++++ STORED RECORDS
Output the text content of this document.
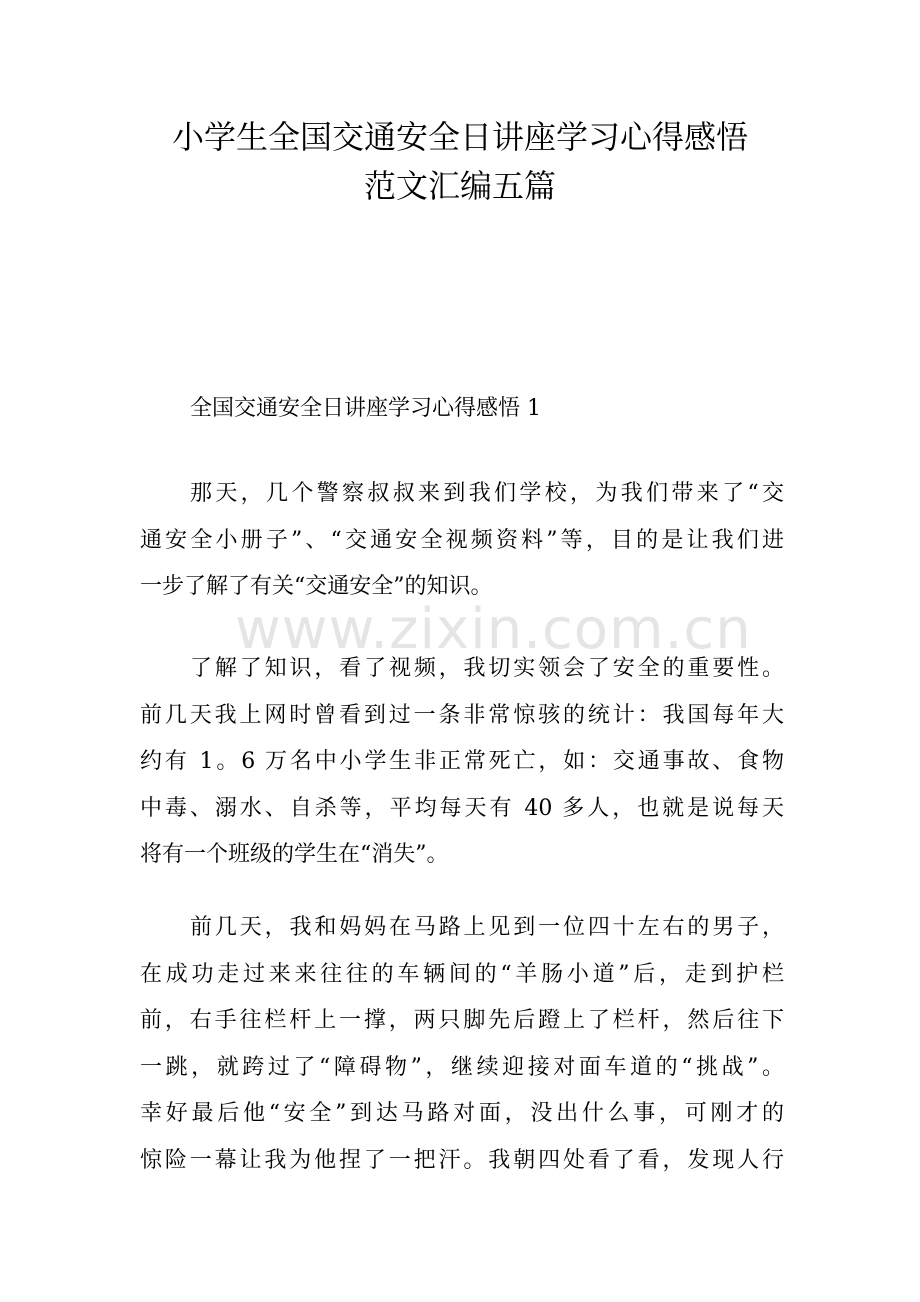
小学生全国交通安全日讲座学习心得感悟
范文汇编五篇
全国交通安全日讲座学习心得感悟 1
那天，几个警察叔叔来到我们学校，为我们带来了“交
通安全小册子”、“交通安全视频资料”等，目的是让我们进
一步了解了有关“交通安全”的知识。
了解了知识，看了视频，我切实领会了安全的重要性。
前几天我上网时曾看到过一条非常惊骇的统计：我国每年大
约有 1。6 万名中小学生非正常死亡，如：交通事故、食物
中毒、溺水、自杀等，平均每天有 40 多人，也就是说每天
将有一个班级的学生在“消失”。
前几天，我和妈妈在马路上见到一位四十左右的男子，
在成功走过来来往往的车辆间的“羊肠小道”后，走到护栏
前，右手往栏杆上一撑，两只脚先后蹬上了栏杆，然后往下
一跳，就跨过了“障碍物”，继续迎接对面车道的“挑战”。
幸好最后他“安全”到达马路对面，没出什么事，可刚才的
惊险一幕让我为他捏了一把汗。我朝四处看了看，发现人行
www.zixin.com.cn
++++++++
▸ GIVEN REQUEST: Do not include the images; transcribe the rest of the listing exactly.

▸ FINISHED ANSWER:
Output the text content of this document.
小学生全国交通安全日讲座学习心得感悟
范文汇编五篇
全国交通安全日讲座学习心得感悟 1
那天，几个警察叔叔来到我们学校，为我们带来了“交
通安全小册子”、“交通安全视频资料”等，目的是让我们进
一步了解了有关“交通安全”的知识。
了解了知识，看了视频，我切实领会了安全的重要性。
前几天我上网时曾看到过一条非常惊骇的统计：我国每年大
约有 1。6 万名中小学生非正常死亡，如：交通事故、食物
中毒、溺水、自杀等，平均每天有 40 多人，也就是说每天
将有一个班级的学生在“消失”。
前几天，我和妈妈在马路上见到一位四十左右的男子，
在成功走过来来往往的车辆间的“羊肠小道”后，走到护栏
前，右手往栏杆上一撑，两只脚先后蹬上了栏杆，然后往下
一跳，就跨过了“障碍物”，继续迎接对面车道的“挑战”。
幸好最后他“安全”到达马路对面，没出什么事，可刚才的
惊险一幕让我为他捏了一把汗。我朝四处看了看，发现人行
www.zixin.com.cn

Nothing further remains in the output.